(DATA FOR THIS TASK)
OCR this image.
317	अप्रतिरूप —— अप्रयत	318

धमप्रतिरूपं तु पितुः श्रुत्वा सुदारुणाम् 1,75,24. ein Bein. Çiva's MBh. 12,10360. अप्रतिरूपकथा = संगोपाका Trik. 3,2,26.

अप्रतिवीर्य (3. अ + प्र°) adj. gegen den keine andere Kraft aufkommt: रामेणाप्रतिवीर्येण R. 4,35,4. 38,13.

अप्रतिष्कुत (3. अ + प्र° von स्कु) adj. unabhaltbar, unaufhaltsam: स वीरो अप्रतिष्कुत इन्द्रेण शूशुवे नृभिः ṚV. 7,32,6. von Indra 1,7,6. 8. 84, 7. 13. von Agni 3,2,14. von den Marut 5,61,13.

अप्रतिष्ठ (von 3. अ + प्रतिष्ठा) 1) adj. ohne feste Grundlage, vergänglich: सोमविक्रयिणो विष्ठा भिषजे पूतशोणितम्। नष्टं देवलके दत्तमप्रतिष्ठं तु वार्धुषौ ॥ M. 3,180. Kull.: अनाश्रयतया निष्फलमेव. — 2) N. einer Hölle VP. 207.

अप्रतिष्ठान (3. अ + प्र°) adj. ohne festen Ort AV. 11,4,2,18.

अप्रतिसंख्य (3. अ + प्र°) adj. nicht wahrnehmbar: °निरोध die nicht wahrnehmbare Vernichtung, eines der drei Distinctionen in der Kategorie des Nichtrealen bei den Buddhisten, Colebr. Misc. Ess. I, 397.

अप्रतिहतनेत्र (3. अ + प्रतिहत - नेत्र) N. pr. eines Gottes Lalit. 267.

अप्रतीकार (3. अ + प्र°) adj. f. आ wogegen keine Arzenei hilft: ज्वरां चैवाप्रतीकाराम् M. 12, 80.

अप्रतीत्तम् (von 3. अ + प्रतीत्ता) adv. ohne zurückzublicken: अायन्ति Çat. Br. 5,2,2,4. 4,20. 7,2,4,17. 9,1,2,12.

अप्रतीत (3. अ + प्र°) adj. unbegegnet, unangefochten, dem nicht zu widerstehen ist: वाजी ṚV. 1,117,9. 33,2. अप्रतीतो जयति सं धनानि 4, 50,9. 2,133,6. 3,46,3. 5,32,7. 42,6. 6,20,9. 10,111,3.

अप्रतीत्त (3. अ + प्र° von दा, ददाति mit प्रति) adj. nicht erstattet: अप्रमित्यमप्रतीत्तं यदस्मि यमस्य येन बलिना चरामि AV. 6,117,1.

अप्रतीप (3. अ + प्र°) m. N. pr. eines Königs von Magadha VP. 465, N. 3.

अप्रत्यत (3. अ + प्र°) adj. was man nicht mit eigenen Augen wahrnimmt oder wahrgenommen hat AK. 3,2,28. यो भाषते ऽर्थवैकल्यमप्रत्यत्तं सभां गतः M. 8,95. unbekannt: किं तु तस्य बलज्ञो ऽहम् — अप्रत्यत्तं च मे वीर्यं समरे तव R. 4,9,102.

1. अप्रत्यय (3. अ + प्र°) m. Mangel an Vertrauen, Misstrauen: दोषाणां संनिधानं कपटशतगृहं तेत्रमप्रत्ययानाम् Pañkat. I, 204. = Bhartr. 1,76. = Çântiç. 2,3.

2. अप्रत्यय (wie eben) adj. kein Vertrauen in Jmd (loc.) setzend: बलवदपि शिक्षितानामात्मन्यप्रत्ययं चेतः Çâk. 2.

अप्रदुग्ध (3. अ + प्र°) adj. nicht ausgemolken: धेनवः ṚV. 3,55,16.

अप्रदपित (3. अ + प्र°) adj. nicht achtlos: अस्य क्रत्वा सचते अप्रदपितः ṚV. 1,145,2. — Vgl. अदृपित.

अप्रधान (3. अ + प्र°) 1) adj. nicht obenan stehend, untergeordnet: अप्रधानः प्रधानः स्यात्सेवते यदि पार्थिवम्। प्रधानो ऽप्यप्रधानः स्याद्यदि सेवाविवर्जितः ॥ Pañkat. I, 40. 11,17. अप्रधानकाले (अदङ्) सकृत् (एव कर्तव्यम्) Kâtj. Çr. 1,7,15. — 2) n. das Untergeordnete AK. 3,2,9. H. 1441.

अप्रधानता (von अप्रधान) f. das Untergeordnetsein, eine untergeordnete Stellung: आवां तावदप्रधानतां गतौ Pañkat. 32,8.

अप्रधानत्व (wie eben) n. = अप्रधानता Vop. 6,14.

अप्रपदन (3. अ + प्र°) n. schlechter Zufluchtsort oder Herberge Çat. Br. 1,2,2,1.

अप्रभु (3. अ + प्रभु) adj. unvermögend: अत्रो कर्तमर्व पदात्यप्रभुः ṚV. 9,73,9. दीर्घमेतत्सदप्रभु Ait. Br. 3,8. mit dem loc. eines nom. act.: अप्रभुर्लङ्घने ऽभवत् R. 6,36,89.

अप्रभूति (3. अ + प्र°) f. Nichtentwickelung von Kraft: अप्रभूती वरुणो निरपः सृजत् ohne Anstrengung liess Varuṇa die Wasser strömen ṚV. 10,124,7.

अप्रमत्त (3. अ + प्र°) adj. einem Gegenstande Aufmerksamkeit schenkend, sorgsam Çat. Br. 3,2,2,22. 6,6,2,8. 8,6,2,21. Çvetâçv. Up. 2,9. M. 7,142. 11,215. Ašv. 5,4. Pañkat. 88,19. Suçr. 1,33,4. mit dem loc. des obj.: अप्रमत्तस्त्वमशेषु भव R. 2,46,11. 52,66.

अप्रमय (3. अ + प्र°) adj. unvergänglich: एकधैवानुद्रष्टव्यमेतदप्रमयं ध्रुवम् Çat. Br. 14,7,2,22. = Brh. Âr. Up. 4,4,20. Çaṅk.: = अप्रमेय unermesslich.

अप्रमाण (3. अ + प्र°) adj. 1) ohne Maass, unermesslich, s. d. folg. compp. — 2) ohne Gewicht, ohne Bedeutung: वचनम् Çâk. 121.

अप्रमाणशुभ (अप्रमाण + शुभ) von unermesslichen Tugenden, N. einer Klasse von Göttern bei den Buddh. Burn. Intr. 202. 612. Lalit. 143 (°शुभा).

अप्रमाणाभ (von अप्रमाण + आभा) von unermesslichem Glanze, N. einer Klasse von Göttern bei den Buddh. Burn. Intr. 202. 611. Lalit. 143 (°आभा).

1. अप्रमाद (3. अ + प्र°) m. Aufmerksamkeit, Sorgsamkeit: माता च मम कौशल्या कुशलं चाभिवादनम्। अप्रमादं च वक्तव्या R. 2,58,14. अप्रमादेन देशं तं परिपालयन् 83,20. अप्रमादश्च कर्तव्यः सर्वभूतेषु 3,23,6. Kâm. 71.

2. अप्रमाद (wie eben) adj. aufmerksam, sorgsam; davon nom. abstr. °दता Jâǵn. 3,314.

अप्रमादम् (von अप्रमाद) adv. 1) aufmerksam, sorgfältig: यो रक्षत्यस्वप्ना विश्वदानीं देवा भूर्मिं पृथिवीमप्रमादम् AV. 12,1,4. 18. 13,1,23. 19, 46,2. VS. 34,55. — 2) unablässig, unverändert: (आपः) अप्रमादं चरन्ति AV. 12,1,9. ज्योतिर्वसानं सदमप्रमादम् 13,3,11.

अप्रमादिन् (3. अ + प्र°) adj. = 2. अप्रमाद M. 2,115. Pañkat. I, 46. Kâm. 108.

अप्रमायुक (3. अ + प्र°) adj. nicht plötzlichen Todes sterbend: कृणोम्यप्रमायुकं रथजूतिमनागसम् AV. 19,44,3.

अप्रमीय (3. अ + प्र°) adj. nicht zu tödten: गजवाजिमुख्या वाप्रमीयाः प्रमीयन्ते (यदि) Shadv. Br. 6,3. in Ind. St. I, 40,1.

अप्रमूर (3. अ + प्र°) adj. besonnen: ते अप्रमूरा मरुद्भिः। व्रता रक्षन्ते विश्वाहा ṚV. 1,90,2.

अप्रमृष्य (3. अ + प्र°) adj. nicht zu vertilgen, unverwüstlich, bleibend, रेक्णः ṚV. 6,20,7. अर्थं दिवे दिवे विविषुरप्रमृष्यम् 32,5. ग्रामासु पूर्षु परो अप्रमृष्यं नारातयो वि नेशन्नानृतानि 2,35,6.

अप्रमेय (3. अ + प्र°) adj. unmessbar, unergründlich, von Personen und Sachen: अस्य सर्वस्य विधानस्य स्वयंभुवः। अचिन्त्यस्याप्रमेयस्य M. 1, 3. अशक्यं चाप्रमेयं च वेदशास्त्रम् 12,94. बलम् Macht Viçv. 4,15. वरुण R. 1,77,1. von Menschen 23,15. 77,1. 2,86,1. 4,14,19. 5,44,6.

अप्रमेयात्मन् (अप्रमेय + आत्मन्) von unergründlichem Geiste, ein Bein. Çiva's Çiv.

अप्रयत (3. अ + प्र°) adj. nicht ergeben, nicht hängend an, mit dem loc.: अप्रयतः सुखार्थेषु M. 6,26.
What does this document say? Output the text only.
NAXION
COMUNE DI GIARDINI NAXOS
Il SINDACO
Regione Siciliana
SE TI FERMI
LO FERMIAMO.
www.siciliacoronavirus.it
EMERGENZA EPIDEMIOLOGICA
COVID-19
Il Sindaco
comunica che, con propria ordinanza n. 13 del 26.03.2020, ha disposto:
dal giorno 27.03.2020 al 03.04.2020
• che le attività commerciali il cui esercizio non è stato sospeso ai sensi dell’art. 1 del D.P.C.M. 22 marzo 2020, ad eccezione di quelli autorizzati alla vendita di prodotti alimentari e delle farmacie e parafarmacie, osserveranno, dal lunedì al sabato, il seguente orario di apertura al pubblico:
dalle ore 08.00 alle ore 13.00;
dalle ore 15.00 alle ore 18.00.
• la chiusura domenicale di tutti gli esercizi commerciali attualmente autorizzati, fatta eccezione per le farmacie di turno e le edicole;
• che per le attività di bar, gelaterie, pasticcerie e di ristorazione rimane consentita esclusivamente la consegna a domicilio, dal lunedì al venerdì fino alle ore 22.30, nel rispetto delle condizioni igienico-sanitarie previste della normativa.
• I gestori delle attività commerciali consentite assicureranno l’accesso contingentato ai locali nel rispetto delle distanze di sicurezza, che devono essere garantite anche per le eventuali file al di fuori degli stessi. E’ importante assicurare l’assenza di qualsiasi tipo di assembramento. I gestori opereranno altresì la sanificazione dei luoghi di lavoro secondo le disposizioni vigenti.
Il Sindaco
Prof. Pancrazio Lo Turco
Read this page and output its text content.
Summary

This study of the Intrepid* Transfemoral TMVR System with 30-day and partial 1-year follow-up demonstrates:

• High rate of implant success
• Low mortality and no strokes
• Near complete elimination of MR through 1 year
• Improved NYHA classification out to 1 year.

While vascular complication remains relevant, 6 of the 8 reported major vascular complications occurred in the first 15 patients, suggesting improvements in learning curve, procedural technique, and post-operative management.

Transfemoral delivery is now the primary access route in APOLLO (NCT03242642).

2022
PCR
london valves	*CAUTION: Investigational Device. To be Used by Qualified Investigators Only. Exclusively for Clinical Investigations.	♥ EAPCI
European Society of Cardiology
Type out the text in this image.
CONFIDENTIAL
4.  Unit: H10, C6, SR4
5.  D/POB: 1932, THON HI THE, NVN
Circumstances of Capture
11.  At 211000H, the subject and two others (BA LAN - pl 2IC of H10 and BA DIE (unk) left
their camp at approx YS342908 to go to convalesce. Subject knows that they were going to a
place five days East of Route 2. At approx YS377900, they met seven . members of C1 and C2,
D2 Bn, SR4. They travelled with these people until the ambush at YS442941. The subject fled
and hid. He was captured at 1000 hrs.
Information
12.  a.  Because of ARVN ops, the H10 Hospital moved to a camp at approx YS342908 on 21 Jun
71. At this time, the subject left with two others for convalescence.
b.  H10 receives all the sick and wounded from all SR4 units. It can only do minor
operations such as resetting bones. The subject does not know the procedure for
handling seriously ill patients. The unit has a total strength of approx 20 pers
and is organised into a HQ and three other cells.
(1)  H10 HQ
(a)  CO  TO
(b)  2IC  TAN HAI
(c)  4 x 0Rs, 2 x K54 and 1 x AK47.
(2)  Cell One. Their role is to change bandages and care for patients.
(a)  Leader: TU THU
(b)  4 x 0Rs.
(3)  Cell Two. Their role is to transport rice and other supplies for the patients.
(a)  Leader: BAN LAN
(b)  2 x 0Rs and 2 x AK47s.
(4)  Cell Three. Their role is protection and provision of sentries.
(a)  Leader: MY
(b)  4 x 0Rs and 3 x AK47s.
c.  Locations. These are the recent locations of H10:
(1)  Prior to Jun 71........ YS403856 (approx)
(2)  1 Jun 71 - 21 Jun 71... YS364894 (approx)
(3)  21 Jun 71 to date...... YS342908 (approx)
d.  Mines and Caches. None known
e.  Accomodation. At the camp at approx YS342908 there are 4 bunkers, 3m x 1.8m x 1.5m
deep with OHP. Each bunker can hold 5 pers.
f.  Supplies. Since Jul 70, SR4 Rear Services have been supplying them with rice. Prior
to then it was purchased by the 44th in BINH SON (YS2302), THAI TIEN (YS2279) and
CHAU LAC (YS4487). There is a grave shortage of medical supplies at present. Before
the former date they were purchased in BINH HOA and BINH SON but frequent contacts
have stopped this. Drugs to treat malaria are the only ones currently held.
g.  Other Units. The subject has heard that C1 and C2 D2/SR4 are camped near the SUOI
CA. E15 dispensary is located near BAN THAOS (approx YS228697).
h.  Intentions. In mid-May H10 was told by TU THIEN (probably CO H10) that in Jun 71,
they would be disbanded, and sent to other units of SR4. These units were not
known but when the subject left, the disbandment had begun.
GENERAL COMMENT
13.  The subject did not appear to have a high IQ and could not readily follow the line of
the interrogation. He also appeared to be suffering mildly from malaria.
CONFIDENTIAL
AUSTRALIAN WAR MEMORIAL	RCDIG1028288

(AIM OF THE TASK) Search the data above for the string "Vertrauen" and return every line that has it.

(ANSWER TO THIS TASK)
1. अप्रत्यय (3. अ + प्र°) m. Mangel an Vertrauen, Misstrauen: दोषाणां संनिधानं कपटशतगृहं तेत्रमप्रत्ययानाम् Pañkat. I, 204. = Bhartr. 1,76. = Çântiç. 2,3.
2. अप्रत्यय (wie eben) adj. kein Vertrauen in Jmd (loc.) setzend: बलवदपि शिक्षितानामात्मन्यप्रत्ययं चेतः Çâk. 2.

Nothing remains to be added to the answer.